- GOAL:
Print out the material that follows word for word.

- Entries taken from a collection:
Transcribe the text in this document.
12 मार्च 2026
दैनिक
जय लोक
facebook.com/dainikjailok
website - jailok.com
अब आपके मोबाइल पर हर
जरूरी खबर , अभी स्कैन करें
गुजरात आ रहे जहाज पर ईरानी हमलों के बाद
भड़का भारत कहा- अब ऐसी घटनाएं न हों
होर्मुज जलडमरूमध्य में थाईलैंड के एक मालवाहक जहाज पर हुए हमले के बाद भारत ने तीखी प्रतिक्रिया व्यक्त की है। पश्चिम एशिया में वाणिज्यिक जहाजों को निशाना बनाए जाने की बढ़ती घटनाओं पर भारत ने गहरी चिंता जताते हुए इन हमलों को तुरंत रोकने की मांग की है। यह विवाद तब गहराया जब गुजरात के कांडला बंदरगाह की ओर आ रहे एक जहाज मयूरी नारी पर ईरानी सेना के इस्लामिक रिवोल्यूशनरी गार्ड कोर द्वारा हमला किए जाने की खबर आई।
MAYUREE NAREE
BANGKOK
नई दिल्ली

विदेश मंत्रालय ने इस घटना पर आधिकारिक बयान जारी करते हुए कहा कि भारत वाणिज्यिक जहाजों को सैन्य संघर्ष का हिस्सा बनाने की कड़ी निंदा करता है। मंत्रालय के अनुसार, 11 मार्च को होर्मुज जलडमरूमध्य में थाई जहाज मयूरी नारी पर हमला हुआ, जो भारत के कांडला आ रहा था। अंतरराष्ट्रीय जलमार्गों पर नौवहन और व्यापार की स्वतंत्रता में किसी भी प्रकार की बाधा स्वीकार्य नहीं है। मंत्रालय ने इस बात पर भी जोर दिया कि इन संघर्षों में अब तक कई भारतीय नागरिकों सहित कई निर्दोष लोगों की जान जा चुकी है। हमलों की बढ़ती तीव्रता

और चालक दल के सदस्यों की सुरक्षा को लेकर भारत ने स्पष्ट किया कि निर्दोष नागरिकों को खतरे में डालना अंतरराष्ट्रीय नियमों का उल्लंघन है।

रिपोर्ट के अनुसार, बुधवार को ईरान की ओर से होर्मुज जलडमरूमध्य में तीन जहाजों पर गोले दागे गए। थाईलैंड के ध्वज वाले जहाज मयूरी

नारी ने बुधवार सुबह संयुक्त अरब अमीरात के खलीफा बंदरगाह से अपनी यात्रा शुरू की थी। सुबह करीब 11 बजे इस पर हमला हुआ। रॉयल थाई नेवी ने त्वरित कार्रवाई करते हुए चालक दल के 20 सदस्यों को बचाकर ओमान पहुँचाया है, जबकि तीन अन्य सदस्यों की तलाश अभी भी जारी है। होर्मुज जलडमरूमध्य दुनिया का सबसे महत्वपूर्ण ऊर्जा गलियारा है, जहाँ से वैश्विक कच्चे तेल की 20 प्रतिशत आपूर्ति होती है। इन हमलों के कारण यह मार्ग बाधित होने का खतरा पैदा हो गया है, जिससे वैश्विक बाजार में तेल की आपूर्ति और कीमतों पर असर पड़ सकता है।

- RESPONSE FOR THIS EXERCISE:
Transcribe the text in this document.
12 मार्च 2026
दैनिक
जय लोक
facebook.com/dainikjailok
website - jailok.com
अब आपके मोबाइल पर हर
जरूरी खबर , अभी स्कैन करें
गुजरात आ रहे जहाज पर ईरानी हमलों के बाद
भड़का भारत कहा- अब ऐसी घटनाएं न हों
होर्मुज जलडमरूमध्य में थाईलैंड के एक मालवाहक जहाज पर हुए हमले के बाद भारत ने तीखी प्रतिक्रिया व्यक्त की है। पश्चिम एशिया में वाणिज्यिक जहाजों को निशाना बनाए जाने की बढ़ती घटनाओं पर भारत ने गहरी चिंता जताते हुए इन हमलों को तुरंत रोकने की मांग की है। यह विवाद तब गहराया जब गुजरात के कांडला बंदरगाह की ओर आ रहे एक जहाज मयूरी नारी पर ईरानी सेना के इस्लामिक रिवोल्यूशनरी गार्ड कोर द्वारा हमला किए जाने की खबर आई।
MAYUREE NAREE
BANGKOK
नई दिल्ली

विदेश मंत्रालय ने इस घटना पर आधिकारिक बयान जारी करते हुए कहा कि भारत वाणिज्यिक जहाजों को सैन्य संघर्ष का हिस्सा बनाने की कड़ी निंदा करता है। मंत्रालय के अनुसार, 11 मार्च को होर्मुज जलडमरूमध्य में थाई जहाज मयूरी नारी पर हमला हुआ, जो भारत के कांडला आ रहा था। अंतरराष्ट्रीय जलमार्गों पर नौवहन और व्यापार की स्वतंत्रता में किसी भी प्रकार की बाधा स्वीकार्य नहीं है। मंत्रालय ने इस बात पर भी जोर दिया कि इन संघर्षों में अब तक कई भारतीय नागरिकों सहित कई निर्दोष लोगों की जान जा चुकी है। हमलों की बढ़ती तीव्रता

और चालक दल के सदस्यों की सुरक्षा को लेकर भारत ने स्पष्ट किया कि निर्दोष नागरिकों को खतरे में डालना अंतरराष्ट्रीय नियमों का उल्लंघन है।

रिपोर्ट के अनुसार, बुधवार को ईरान की ओर से होर्मुज जलडमरूमध्य में तीन जहाजों पर गोले दागे गए। थाईलैंड के ध्वज वाले जहाज मयूरी

नारी ने बुधवार सुबह संयुक्त अरब अमीरात के खलीफा बंदरगाह से अपनी यात्रा शुरू की थी। सुबह करीब 11 बजे इस पर हमला हुआ। रॉयल थाई नेवी ने त्वरित कार्रवाई करते हुए चालक दल के 20 सदस्यों को बचाकर ओमान पहुँचाया है, जबकि तीन अन्य सदस्यों की तलाश अभी भी जारी है। होर्मुज जलडमरूमध्य दुनिया का सबसे महत्वपूर्ण ऊर्जा गलियारा है, जहाँ से वैश्विक कच्चे तेल की 20 प्रतिशत आपूर्ति होती है। इन हमलों के कारण यह मार्ग बाधित होने का खतरा पैदा हो गया है, जिससे वैश्विक बाजार में तेल की आपूर्ति और कीमतों पर असर पड़ सकता है।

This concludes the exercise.